**Task directions**
Reproduce each record below exactly as written.

(Records from a collection)
- Opening Delimiter -

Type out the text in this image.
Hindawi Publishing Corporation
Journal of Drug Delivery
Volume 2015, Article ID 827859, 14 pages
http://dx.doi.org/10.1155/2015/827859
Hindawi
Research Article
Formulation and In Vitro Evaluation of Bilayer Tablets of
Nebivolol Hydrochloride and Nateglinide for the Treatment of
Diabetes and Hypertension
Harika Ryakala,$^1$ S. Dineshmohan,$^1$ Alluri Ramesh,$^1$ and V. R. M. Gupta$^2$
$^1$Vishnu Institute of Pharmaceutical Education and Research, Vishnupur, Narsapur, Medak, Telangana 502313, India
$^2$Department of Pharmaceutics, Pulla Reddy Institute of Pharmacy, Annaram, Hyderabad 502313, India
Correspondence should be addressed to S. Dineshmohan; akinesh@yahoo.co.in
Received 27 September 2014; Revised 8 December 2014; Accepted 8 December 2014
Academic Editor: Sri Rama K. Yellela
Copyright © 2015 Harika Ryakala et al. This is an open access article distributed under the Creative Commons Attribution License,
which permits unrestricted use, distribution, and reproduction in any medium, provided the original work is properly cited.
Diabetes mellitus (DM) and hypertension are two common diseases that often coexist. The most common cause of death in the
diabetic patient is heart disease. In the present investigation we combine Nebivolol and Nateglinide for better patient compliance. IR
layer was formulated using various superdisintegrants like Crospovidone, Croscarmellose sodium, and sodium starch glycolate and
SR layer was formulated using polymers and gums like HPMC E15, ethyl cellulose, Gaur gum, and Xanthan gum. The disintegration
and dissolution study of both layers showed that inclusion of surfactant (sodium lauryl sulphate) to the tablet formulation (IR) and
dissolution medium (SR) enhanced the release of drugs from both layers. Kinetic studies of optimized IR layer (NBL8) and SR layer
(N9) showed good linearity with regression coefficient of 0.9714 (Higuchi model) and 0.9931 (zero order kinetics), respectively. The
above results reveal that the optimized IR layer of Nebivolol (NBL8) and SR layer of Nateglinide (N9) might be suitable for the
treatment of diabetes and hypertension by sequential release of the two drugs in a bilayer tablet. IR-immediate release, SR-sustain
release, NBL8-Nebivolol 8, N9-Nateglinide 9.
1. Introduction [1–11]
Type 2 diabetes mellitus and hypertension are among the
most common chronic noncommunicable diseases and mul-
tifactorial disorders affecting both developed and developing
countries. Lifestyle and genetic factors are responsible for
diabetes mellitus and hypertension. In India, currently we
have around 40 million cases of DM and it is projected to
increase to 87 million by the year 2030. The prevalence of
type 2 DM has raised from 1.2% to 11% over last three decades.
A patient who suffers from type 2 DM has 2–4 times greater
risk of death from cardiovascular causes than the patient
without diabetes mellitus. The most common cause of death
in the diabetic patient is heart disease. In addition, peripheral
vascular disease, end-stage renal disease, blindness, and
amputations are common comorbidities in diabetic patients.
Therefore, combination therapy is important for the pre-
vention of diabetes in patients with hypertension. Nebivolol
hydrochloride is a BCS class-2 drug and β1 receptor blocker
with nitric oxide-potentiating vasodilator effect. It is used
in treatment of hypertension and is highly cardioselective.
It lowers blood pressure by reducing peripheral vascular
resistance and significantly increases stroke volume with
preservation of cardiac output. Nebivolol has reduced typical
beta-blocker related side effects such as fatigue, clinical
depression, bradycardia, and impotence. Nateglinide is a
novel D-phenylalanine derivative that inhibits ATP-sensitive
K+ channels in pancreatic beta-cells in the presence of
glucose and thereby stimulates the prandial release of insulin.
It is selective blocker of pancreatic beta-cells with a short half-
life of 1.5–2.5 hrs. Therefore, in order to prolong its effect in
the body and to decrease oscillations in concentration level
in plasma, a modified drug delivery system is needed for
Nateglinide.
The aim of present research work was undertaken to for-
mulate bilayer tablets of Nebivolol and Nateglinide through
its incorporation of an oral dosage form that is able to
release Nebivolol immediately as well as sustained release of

- Closing Delimiter -

**Final answer**
Type out the text in this image.
Hindawi Publishing Corporation
Journal of Drug Delivery
Volume 2015, Article ID 827859, 14 pages
http://dx.doi.org/10.1155/2015/827859
Hindawi
Research Article
Formulation and In Vitro Evaluation of Bilayer Tablets of
Nebivolol Hydrochloride and Nateglinide for the Treatment of
Diabetes and Hypertension
Harika Ryakala,$^1$ S. Dineshmohan,$^1$ Alluri Ramesh,$^1$ and V. R. M. Gupta$^2$
$^1$Vishnu Institute of Pharmaceutical Education and Research, Vishnupur, Narsapur, Medak, Telangana 502313, India
$^2$Department of Pharmaceutics, Pulla Reddy Institute of Pharmacy, Annaram, Hyderabad 502313, India
Correspondence should be addressed to S. Dineshmohan; akinesh@yahoo.co.in
Received 27 September 2014; Revised 8 December 2014; Accepted 8 December 2014
Academic Editor: Sri Rama K. Yellela
Copyright © 2015 Harika Ryakala et al. This is an open access article distributed under the Creative Commons Attribution License,
which permits unrestricted use, distribution, and reproduction in any medium, provided the original work is properly cited.
Diabetes mellitus (DM) and hypertension are two common diseases that often coexist. The most common cause of death in the
diabetic patient is heart disease. In the present investigation we combine Nebivolol and Nateglinide for better patient compliance. IR
layer was formulated using various superdisintegrants like Crospovidone, Croscarmellose sodium, and sodium starch glycolate and
SR layer was formulated using polymers and gums like HPMC E15, ethyl cellulose, Gaur gum, and Xanthan gum. The disintegration
and dissolution study of both layers showed that inclusion of surfactant (sodium lauryl sulphate) to the tablet formulation (IR) and
dissolution medium (SR) enhanced the release of drugs from both layers. Kinetic studies of optimized IR layer (NBL8) and SR layer
(N9) showed good linearity with regression coefficient of 0.9714 (Higuchi model) and 0.9931 (zero order kinetics), respectively. The
above results reveal that the optimized IR layer of Nebivolol (NBL8) and SR layer of Nateglinide (N9) might be suitable for the
treatment of diabetes and hypertension by sequential release of the two drugs in a bilayer tablet. IR-immediate release, SR-sustain
release, NBL8-Nebivolol 8, N9-Nateglinide 9.
1. Introduction [1–11]
Type 2 diabetes mellitus and hypertension are among the
most common chronic noncommunicable diseases and mul-
tifactorial disorders affecting both developed and developing
countries. Lifestyle and genetic factors are responsible for
diabetes mellitus and hypertension. In India, currently we
have around 40 million cases of DM and it is projected to
increase to 87 million by the year 2030. The prevalence of
type 2 DM has raised from 1.2% to 11% over last three decades.
A patient who suffers from type 2 DM has 2–4 times greater
risk of death from cardiovascular causes than the patient
without diabetes mellitus. The most common cause of death
in the diabetic patient is heart disease. In addition, peripheral
vascular disease, end-stage renal disease, blindness, and
amputations are common comorbidities in diabetic patients.
Therefore, combination therapy is important for the pre-
vention of diabetes in patients with hypertension. Nebivolol
hydrochloride is a BCS class-2 drug and β1 receptor blocker
with nitric oxide-potentiating vasodilator effect. It is used
in treatment of hypertension and is highly cardioselective.
It lowers blood pressure by reducing peripheral vascular
resistance and significantly increases stroke volume with
preservation of cardiac output. Nebivolol has reduced typical
beta-blocker related side effects such as fatigue, clinical
depression, bradycardia, and impotence. Nateglinide is a
novel D-phenylalanine derivative that inhibits ATP-sensitive
K+ channels in pancreatic beta-cells in the presence of
glucose and thereby stimulates the prandial release of insulin.
It is selective blocker of pancreatic beta-cells with a short half-
life of 1.5–2.5 hrs. Therefore, in order to prolong its effect in
the body and to decrease oscillations in concentration level
in plasma, a modified drug delivery system is needed for
Nateglinide.
The aim of present research work was undertaken to for-
mulate bilayer tablets of Nebivolol and Nateglinide through
its incorporation of an oral dosage form that is able to
release Nebivolol immediately as well as sustained release of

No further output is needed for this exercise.